INPUT DATA
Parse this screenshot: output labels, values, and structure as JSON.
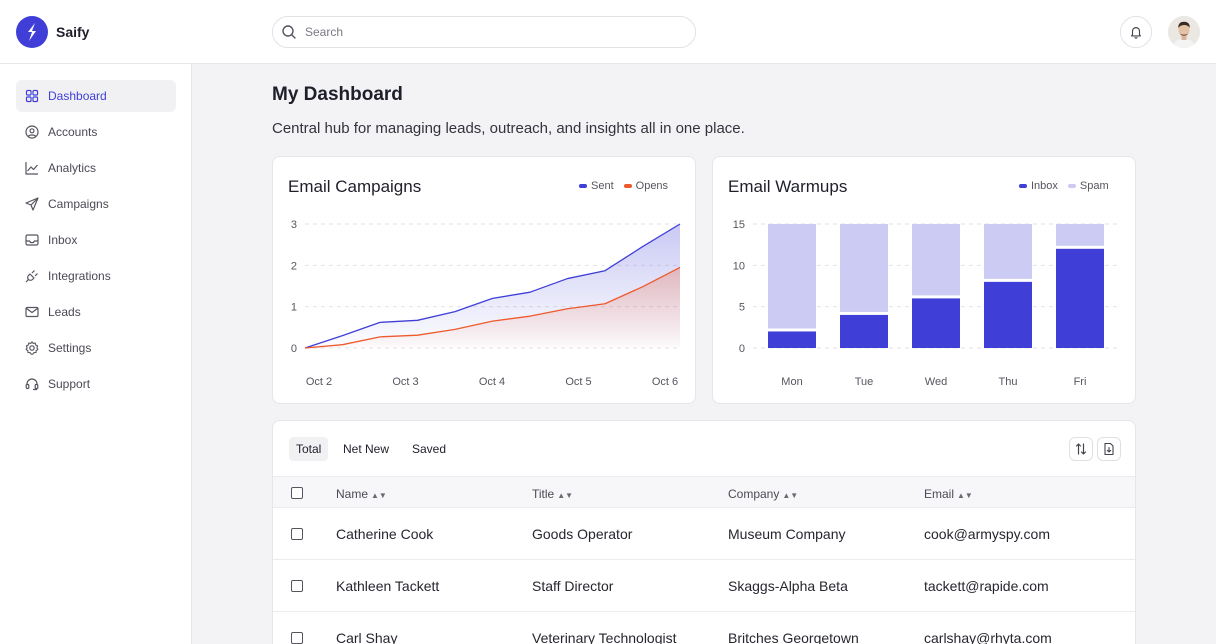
{
  "app": {
    "brand": "Saify",
    "search_placeholder": "Search"
  },
  "sidebar": {
    "items": [
      {
        "label": "Dashboard",
        "icon": "dashboard-grid-icon",
        "active": true
      },
      {
        "label": "Accounts",
        "icon": "user-circle-icon",
        "active": false
      },
      {
        "label": "Analytics",
        "icon": "line-chart-icon",
        "active": false
      },
      {
        "label": "Campaigns",
        "icon": "send-icon",
        "active": false
      },
      {
        "label": "Inbox",
        "icon": "inbox-icon",
        "active": false
      },
      {
        "label": "Integrations",
        "icon": "plug-icon",
        "active": false
      },
      {
        "label": "Leads",
        "icon": "mail-icon",
        "active": false
      },
      {
        "label": "Settings",
        "icon": "gear-icon",
        "active": false
      },
      {
        "label": "Support",
        "icon": "headset-icon",
        "active": false
      }
    ]
  },
  "main": {
    "title": "My Dashboard",
    "subtitle": "Central hub for managing leads, outreach, and insights all in one place."
  },
  "colors": {
    "accent": "#3f3fd8",
    "opens": "#ee5a2c",
    "spam": "#cbcbf3"
  },
  "chart_data": [
    {
      "type": "area",
      "title": "Email Campaigns",
      "x_labels": [
        "Oct 2",
        "Oct 3",
        "Oct 4",
        "Oct 5",
        "Oct 6"
      ],
      "ylim": [
        0,
        3
      ],
      "yticks": [
        "0",
        "1",
        "2",
        "3"
      ],
      "grid": true,
      "legend_position": "top-right",
      "series": [
        {
          "name": "Sent",
          "color": "#3f3fd8",
          "values": [
            0,
            0.3,
            0.62,
            0.67,
            0.88,
            1.2,
            1.35,
            1.68,
            1.87,
            2.45,
            3.0
          ]
        },
        {
          "name": "Opens",
          "color": "#ee5a2c",
          "values": [
            0,
            0.08,
            0.27,
            0.31,
            0.45,
            0.65,
            0.77,
            0.95,
            1.07,
            1.48,
            1.95
          ]
        }
      ]
    },
    {
      "type": "bar",
      "title": "Email Warmups",
      "categories": [
        "Mon",
        "Tue",
        "Wed",
        "Thu",
        "Fri"
      ],
      "ylim": [
        0,
        15
      ],
      "yticks": [
        "0",
        "5",
        "10",
        "15"
      ],
      "grid": true,
      "legend_position": "top-right",
      "stacked": true,
      "series": [
        {
          "name": "Inbox",
          "color": "#3f3fd8",
          "values": [
            2,
            4,
            6,
            8,
            12
          ]
        },
        {
          "name": "Spam",
          "color": "#cbcbf3",
          "values": [
            13,
            11,
            9,
            7,
            3
          ]
        }
      ]
    }
  ],
  "table": {
    "tabs": [
      {
        "label": "Total",
        "active": true
      },
      {
        "label": "Net New",
        "active": false
      },
      {
        "label": "Saved",
        "active": false
      }
    ],
    "columns": [
      "Name",
      "Title",
      "Company",
      "Email"
    ],
    "rows": [
      {
        "name": "Catherine Cook",
        "title": "Goods Operator",
        "company": "Museum Company",
        "email": "cook@armyspy.com"
      },
      {
        "name": "Kathleen Tackett",
        "title": "Staff Director",
        "company": "Skaggs-Alpha Beta",
        "email": "tackett@rapide.com"
      },
      {
        "name": "Carl Shay",
        "title": "Veterinary Technologist",
        "company": "Britches Georgetown",
        "email": "carlshay@rhyta.com"
      }
    ]
  }
}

WHAT THE TASK REQUIRES
Every record above should come back exactly, but without its pictures.

FULL RESPONSE
Parse this screenshot: output labels, values, and structure as JSON.
{
  "app": {
    "brand": "Saify",
    "search_placeholder": "Search"
  },
  "sidebar": {
    "items": [
      {
        "label": "Dashboard",
        "icon": "dashboard-grid-icon",
        "active": true
      },
      {
        "label": "Accounts",
        "icon": "user-circle-icon",
        "active": false
      },
      {
        "label": "Analytics",
        "icon": "line-chart-icon",
        "active": false
      },
      {
        "label": "Campaigns",
        "icon": "send-icon",
        "active": false
      },
      {
        "label": "Inbox",
        "icon": "inbox-icon",
        "active": false
      },
      {
        "label": "Integrations",
        "icon": "plug-icon",
        "active": false
      },
      {
        "label": "Leads",
        "icon": "mail-icon",
        "active": false
      },
      {
        "label": "Settings",
        "icon": "gear-icon",
        "active": false
      },
      {
        "label": "Support",
        "icon": "headset-icon",
        "active": false
      }
    ]
  },
  "main": {
    "title": "My Dashboard",
    "subtitle": "Central hub for managing leads, outreach, and insights all in one place."
  },
  "colors": {
    "accent": "#3f3fd8",
    "opens": "#ee5a2c",
    "spam": "#cbcbf3"
  },
  "chart_data": [
    {
      "type": "area",
      "title": "Email Campaigns",
      "x_labels": [
        "Oct 2",
        "Oct 3",
        "Oct 4",
        "Oct 5",
        "Oct 6"
      ],
      "ylim": [
        0,
        3
      ],
      "yticks": [
        "0",
        "1",
        "2",
        "3"
      ],
      "grid": true,
      "legend_position": "top-right",
      "series": [
        {
          "name": "Sent",
          "color": "#3f3fd8",
          "values": [
            0,
            0.3,
            0.62,
            0.67,
            0.88,
            1.2,
            1.35,
            1.68,
            1.87,
            2.45,
            3.0
          ]
        },
        {
          "name": "Opens",
          "color": "#ee5a2c",
          "values": [
            0,
            0.08,
            0.27,
            0.31,
            0.45,
            0.65,
            0.77,
            0.95,
            1.07,
            1.48,
            1.95
          ]
        }
      ]
    },
    {
      "type": "bar",
      "title": "Email Warmups",
      "categories": [
        "Mon",
        "Tue",
        "Wed",
        "Thu",
        "Fri"
      ],
      "ylim": [
        0,
        15
      ],
      "yticks": [
        "0",
        "5",
        "10",
        "15"
      ],
      "grid": true,
      "legend_position": "top-right",
      "stacked": true,
      "series": [
        {
          "name": "Inbox",
          "color": "#3f3fd8",
          "values": [
            2,
            4,
            6,
            8,
            12
          ]
        },
        {
          "name": "Spam",
          "color": "#cbcbf3",
          "values": [
            13,
            11,
            9,
            7,
            3
          ]
        }
      ]
    }
  ],
  "table": {
    "tabs": [
      {
        "label": "Total",
        "active": true
      },
      {
        "label": "Net New",
        "active": false
      },
      {
        "label": "Saved",
        "active": false
      }
    ],
    "columns": [
      "Name",
      "Title",
      "Company",
      "Email"
    ],
    "rows": [
      {
        "name": "Catherine Cook",
        "title": "Goods Operator",
        "company": "Museum Company",
        "email": "cook@armyspy.com"
      },
      {
        "name": "Kathleen Tackett",
        "title": "Staff Director",
        "company": "Skaggs-Alpha Beta",
        "email": "tackett@rapide.com"
      },
      {
        "name": "Carl Shay",
        "title": "Veterinary Technologist",
        "company": "Britches Georgetown",
        "email": "carlshay@rhyta.com"
      }
    ]
  }
}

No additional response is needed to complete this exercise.